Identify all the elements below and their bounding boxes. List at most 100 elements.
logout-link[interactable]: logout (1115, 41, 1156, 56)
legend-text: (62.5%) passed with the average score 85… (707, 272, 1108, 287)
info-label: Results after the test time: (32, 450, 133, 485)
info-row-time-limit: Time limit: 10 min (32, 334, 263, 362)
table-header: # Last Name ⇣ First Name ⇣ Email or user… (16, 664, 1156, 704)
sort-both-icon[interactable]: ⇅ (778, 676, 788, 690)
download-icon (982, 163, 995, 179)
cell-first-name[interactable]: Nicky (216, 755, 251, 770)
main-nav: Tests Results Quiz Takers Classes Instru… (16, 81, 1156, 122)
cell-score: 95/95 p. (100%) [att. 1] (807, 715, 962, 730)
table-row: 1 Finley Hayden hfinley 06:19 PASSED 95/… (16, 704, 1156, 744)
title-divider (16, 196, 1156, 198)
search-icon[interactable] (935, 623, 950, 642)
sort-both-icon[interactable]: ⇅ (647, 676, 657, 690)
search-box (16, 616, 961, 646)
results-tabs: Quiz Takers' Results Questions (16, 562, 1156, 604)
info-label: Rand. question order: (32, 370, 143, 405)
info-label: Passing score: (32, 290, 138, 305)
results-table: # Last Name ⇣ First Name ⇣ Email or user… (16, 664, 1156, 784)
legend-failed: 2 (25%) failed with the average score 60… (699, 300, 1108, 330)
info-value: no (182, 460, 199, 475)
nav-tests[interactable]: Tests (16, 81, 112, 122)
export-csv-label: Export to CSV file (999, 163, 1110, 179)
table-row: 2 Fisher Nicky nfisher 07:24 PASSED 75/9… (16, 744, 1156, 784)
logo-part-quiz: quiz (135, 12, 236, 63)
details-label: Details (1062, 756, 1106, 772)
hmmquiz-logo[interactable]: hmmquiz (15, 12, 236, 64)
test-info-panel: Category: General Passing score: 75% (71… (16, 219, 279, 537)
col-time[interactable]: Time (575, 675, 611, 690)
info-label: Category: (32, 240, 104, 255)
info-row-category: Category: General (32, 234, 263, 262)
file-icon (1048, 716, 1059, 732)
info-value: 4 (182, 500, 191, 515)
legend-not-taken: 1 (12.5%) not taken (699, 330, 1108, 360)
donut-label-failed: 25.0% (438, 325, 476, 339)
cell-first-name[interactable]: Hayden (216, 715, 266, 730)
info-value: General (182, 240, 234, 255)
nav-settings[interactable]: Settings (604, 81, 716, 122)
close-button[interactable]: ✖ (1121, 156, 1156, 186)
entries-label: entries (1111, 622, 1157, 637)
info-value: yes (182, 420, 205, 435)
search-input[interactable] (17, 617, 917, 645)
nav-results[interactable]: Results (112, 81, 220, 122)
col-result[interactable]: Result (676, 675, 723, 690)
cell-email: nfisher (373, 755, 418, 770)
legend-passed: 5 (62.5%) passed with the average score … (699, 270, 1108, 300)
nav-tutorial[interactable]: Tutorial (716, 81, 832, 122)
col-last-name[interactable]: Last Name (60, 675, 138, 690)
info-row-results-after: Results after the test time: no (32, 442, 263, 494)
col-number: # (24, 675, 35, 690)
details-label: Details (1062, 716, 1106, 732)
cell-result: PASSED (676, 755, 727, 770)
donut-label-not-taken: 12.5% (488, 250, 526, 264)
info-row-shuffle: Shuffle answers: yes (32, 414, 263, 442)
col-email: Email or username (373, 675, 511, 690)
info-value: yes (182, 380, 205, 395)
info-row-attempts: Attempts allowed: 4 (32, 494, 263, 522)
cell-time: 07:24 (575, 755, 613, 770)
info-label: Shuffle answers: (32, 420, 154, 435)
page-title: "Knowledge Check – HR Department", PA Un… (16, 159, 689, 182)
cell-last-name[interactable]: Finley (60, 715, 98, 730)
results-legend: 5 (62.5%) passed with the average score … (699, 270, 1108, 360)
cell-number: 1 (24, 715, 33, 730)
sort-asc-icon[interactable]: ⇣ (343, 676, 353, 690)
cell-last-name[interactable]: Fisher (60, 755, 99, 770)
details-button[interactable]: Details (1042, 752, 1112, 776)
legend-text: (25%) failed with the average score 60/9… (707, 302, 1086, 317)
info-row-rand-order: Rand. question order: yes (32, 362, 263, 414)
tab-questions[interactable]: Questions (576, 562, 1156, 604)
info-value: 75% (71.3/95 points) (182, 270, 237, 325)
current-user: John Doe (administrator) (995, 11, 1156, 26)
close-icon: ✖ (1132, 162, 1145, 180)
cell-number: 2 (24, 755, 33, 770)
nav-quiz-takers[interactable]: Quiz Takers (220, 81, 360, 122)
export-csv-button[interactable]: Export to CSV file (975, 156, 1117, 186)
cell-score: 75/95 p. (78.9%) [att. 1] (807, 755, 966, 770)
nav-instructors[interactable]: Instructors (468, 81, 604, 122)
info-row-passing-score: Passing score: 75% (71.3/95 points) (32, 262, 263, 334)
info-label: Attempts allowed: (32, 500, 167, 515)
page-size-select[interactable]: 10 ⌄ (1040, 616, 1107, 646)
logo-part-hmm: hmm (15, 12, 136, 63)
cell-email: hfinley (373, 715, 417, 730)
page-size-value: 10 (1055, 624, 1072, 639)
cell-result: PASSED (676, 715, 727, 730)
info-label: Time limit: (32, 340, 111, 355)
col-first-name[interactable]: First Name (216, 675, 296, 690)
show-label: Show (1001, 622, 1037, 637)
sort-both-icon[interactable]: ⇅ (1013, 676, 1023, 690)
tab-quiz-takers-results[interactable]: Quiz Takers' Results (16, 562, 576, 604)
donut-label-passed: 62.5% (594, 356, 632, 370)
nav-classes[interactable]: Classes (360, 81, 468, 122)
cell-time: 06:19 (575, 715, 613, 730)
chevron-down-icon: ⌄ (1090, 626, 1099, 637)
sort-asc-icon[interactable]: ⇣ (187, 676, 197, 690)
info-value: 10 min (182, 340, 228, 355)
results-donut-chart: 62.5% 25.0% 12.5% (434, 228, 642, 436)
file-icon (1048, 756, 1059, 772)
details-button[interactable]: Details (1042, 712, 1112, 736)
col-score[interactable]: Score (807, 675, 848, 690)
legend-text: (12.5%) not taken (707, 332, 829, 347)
···
Written exercise: Copy the rows verbatim from the start of the rows through the line containing "info-label: Results after".

Answer for the task:
Identify all the elements below and their bounding boxes. List at most 100 elements.
logout-link[interactable]: logout (1115, 41, 1156, 56)
legend-text: (62.5%) passed with the average score 85… (707, 272, 1108, 287)
info-label: Results after the test time: (32, 450, 133, 485)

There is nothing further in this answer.